Problem statement: Copy out all lines carrying the word "반지름의".

Dataset items
☆ ☆ ☆ ☆ ☆ ☆ ☆

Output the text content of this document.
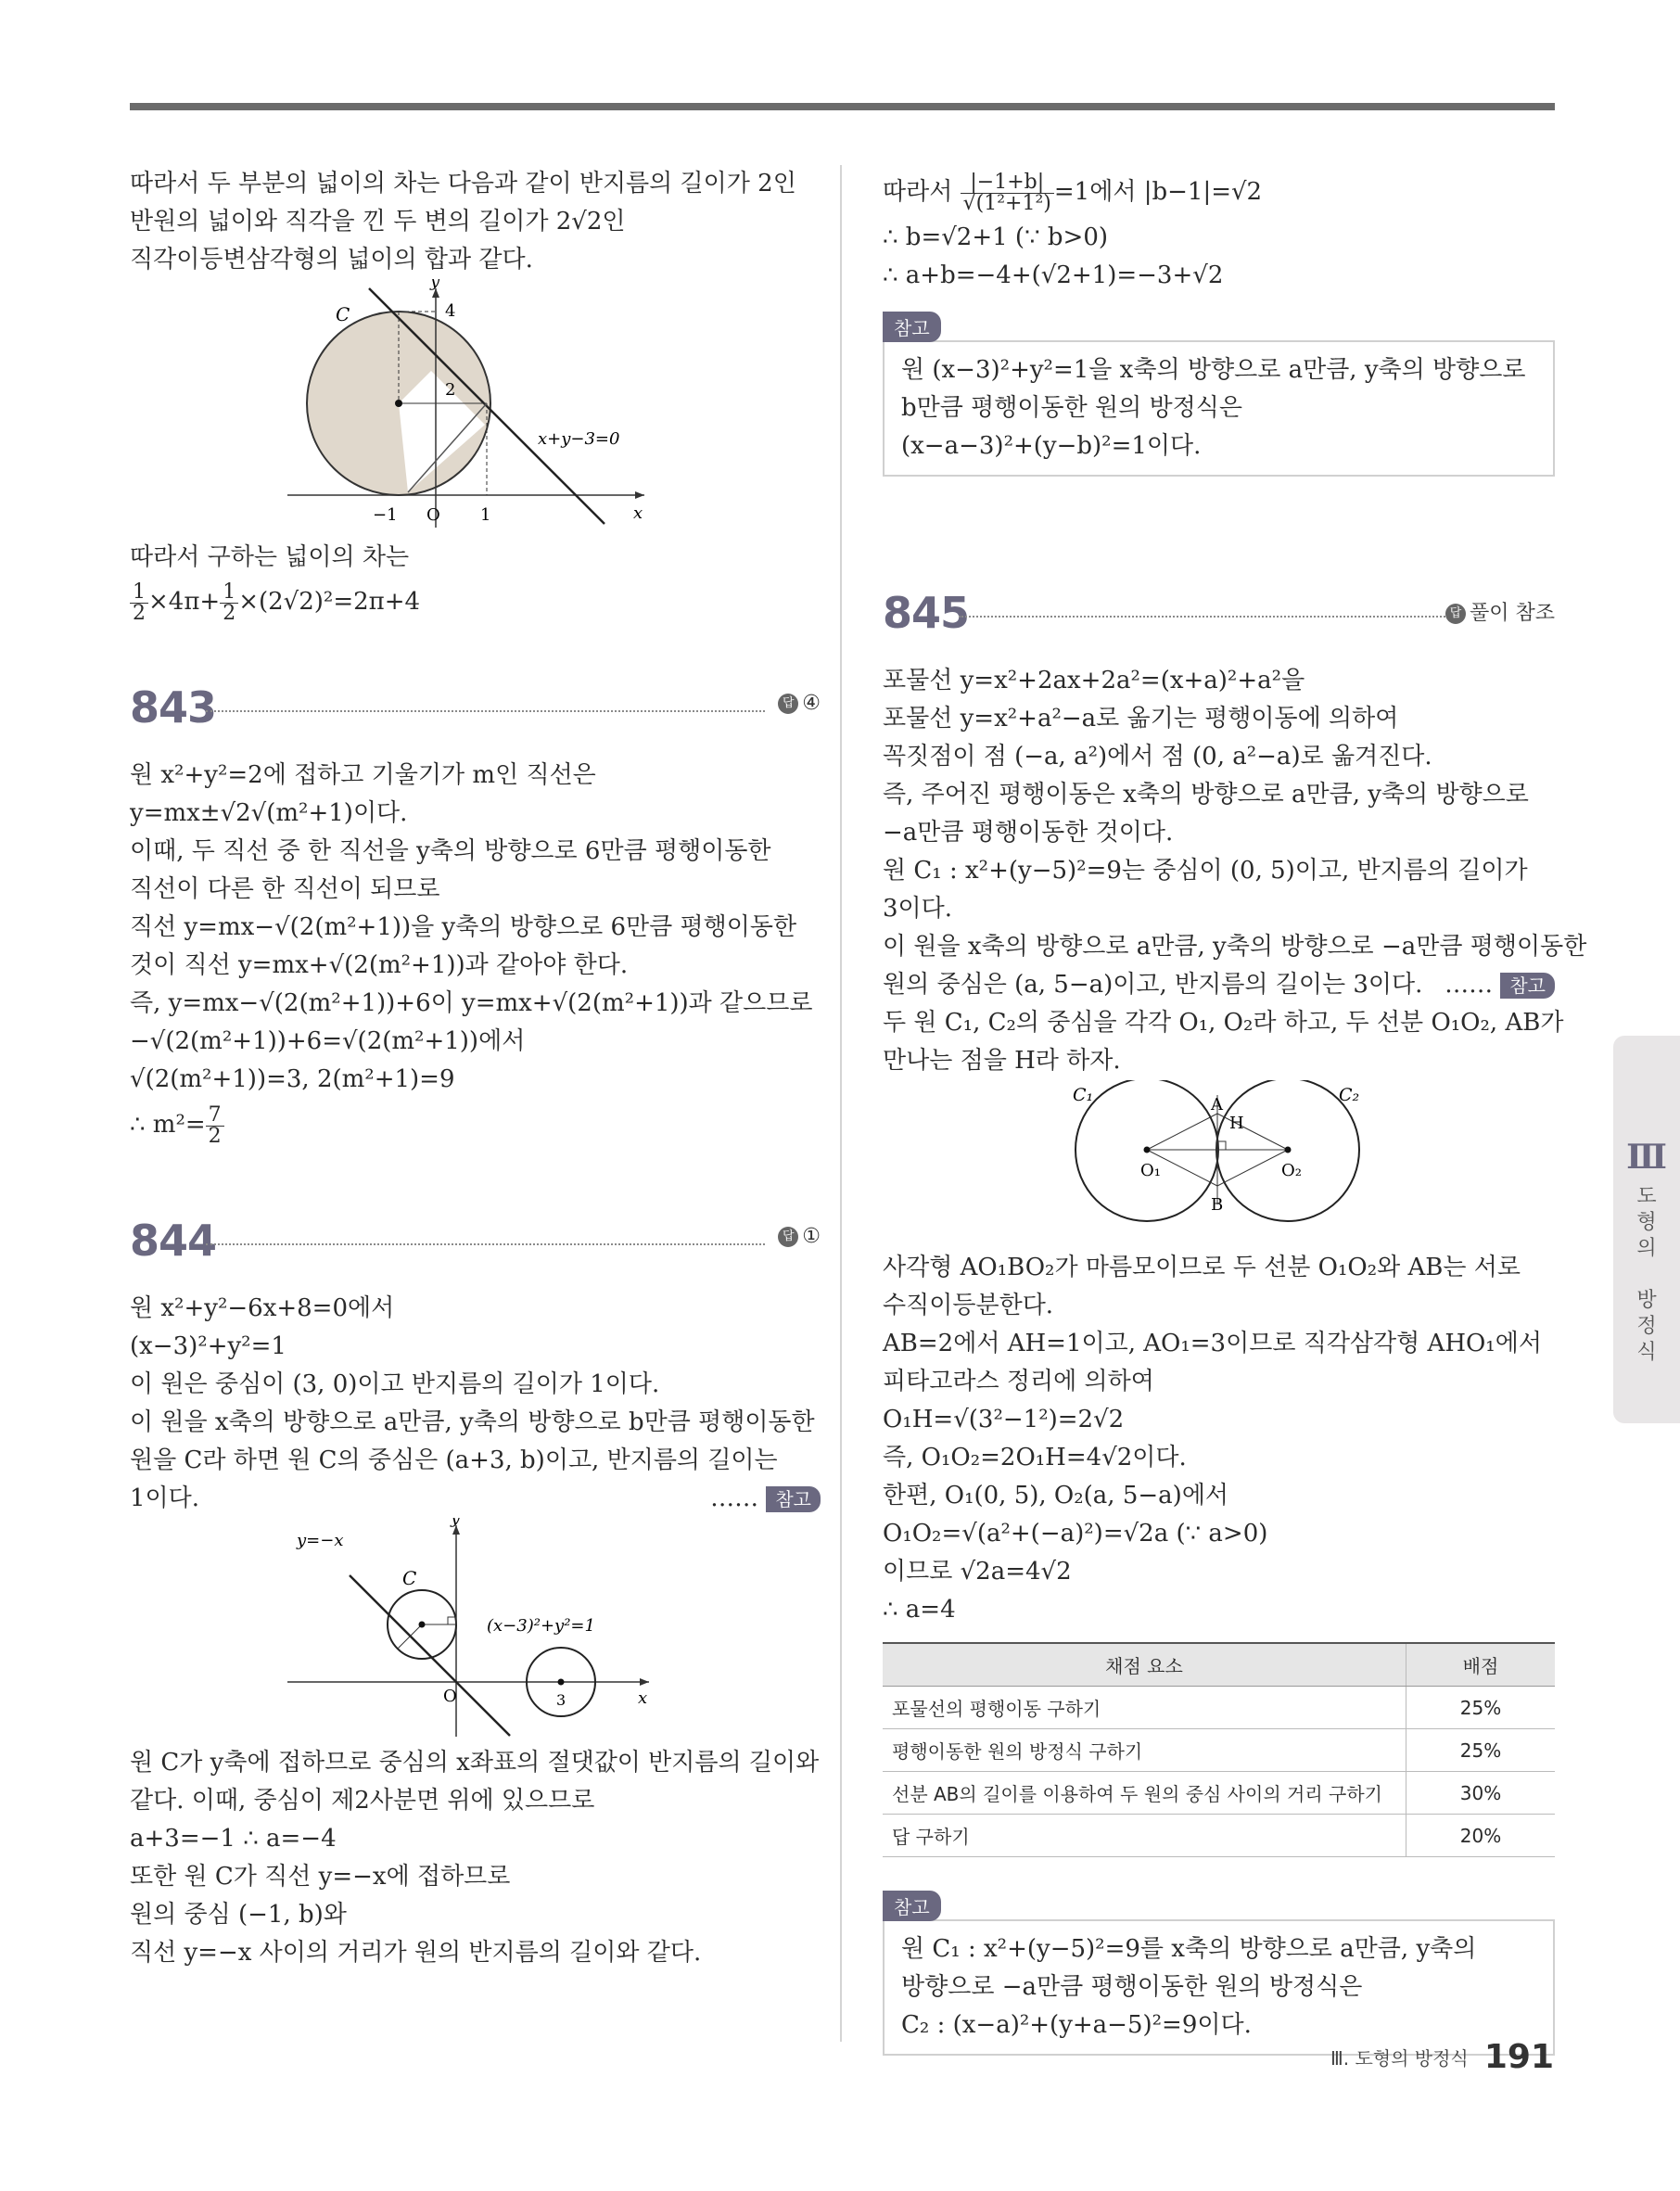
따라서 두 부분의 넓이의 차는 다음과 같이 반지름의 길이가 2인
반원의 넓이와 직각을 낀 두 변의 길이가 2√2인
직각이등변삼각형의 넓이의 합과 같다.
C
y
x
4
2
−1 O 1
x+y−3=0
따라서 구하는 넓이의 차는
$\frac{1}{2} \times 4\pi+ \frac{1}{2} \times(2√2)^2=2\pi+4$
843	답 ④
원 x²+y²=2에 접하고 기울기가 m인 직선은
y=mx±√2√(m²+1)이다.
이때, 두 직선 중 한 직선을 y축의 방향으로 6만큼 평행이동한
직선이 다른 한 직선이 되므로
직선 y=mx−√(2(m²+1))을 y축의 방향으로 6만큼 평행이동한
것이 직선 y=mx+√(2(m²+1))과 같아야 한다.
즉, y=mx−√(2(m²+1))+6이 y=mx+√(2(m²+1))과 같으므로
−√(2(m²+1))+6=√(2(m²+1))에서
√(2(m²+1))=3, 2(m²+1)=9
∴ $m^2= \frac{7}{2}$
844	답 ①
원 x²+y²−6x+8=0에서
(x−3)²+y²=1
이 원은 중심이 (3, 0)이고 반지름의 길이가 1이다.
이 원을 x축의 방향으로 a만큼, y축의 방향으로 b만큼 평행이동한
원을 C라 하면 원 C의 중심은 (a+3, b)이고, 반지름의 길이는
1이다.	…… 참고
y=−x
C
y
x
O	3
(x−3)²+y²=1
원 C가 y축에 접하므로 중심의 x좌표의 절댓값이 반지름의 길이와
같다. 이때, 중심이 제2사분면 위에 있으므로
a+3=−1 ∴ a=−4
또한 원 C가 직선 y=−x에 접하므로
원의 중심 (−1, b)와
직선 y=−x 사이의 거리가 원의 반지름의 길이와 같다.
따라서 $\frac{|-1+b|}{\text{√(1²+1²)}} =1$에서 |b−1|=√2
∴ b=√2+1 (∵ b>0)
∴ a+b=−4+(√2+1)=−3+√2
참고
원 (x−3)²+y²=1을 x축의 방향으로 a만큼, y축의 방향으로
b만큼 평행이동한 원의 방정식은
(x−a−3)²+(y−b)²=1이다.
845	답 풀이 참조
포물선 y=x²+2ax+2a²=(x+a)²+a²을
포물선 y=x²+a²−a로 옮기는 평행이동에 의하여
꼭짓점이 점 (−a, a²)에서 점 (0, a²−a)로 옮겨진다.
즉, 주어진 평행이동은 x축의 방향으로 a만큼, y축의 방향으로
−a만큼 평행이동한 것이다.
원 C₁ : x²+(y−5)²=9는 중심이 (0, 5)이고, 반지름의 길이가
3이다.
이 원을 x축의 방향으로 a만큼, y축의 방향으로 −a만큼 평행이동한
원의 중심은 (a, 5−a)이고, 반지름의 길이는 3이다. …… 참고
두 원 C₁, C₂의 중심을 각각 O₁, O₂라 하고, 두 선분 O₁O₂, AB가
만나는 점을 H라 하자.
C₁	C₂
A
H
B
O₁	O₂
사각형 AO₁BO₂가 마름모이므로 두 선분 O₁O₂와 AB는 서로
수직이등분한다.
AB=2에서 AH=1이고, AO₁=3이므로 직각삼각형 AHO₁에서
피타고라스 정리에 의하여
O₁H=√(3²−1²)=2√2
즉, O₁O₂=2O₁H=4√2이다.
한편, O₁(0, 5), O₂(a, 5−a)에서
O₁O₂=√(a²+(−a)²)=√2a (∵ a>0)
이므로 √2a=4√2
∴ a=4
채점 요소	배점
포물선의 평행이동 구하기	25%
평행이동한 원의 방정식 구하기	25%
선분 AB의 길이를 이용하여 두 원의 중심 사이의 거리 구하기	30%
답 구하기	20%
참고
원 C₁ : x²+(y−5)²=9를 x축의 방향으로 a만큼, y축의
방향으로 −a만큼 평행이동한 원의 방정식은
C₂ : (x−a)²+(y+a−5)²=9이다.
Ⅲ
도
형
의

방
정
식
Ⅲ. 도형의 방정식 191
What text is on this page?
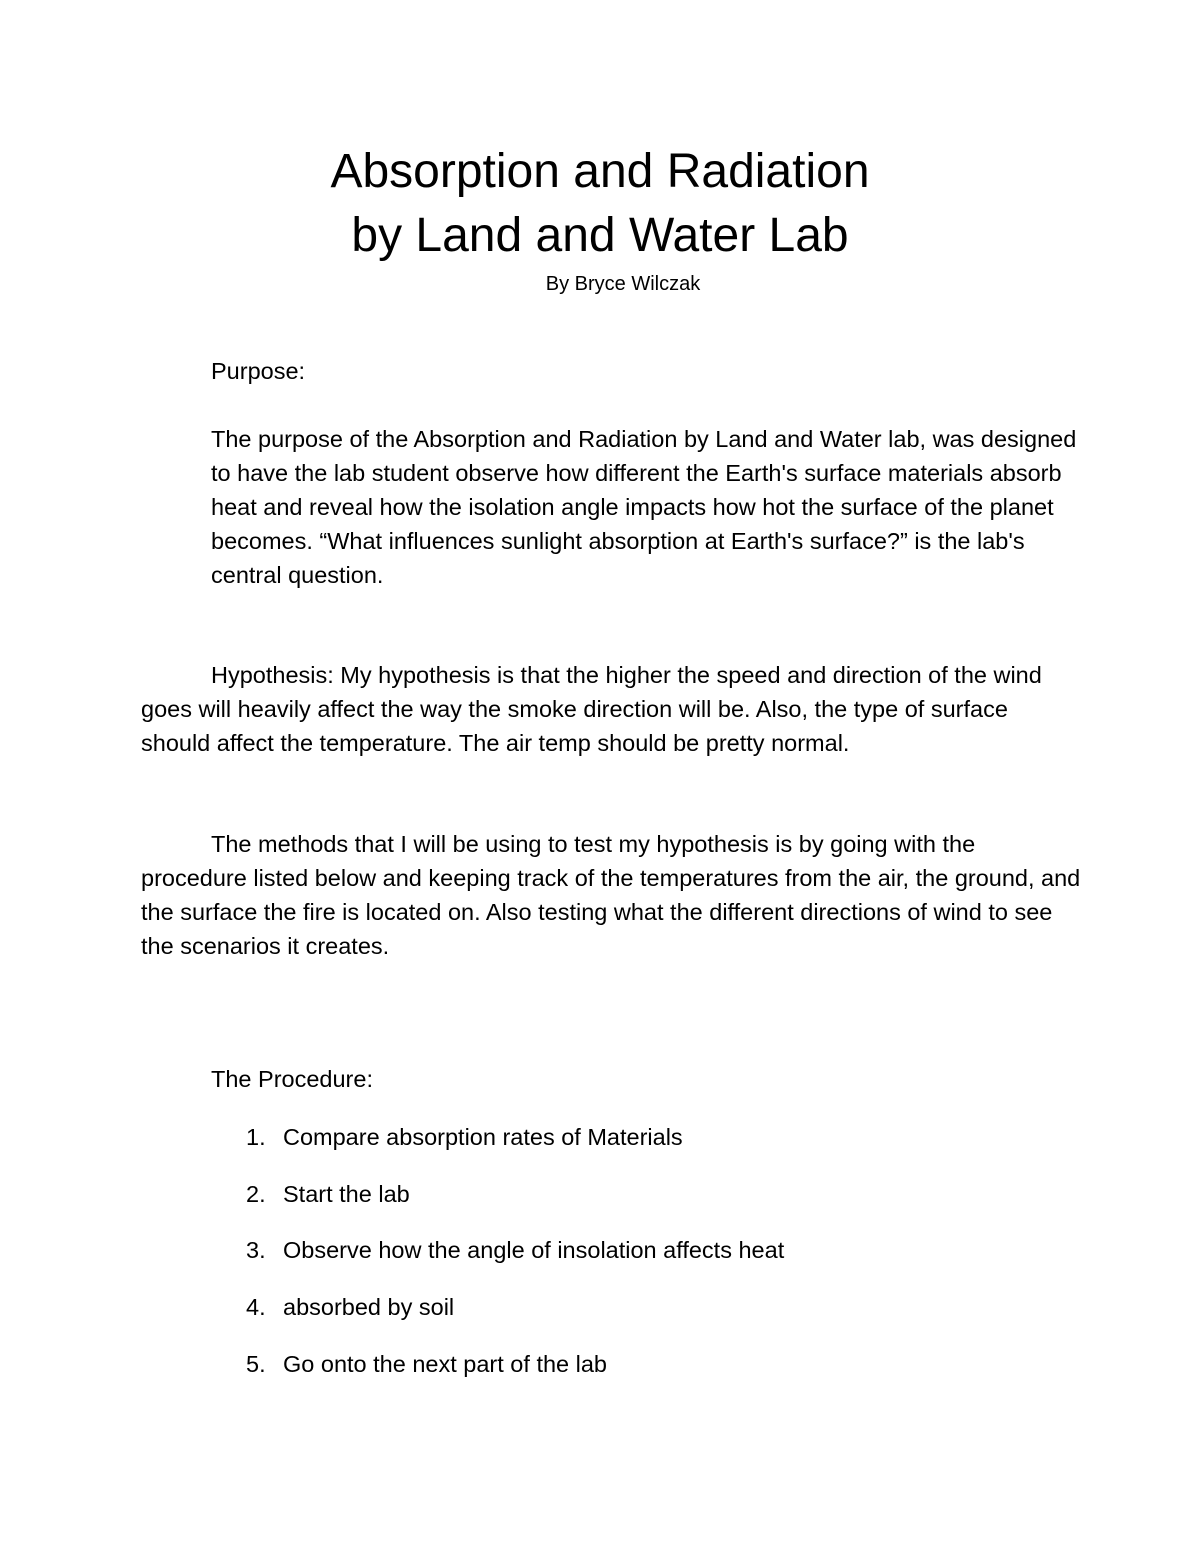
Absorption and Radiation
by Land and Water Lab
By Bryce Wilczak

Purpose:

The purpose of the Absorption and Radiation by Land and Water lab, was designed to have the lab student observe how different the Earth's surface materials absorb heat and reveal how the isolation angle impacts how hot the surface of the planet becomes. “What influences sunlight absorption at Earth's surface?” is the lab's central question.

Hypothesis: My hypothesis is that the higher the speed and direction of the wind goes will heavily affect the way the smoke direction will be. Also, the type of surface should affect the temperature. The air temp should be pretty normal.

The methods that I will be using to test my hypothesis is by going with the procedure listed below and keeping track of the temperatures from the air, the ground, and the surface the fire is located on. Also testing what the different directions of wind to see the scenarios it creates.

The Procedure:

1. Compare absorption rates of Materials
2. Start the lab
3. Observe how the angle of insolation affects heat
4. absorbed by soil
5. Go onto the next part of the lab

☆ ☆ ☆ ☆ ☆ ☆ ☆

Finished task:
따라서 두 부분의 넓이의 차는 다음과 같이 반지름의 길이가 2인
이 원은 중심이 (3, 0)이고 반지름의 길이가 1이다.
원을 C라 하면 원 C의 중심은 (a+3, b)이고, 반지름의 길이는
원 C가 y축에 접하므로 중심의 x좌표의 절댓값이 반지름의 길이와
직선 y=−x 사이의 거리가 원의 반지름의 길이와 같다.
원 C₁ : x²+(y−5)²=9는 중심이 (0, 5)이고, 반지름의 길이가
원의 중심은 (a, 5−a)이고, 반지름의 길이는 3이다. …… 참고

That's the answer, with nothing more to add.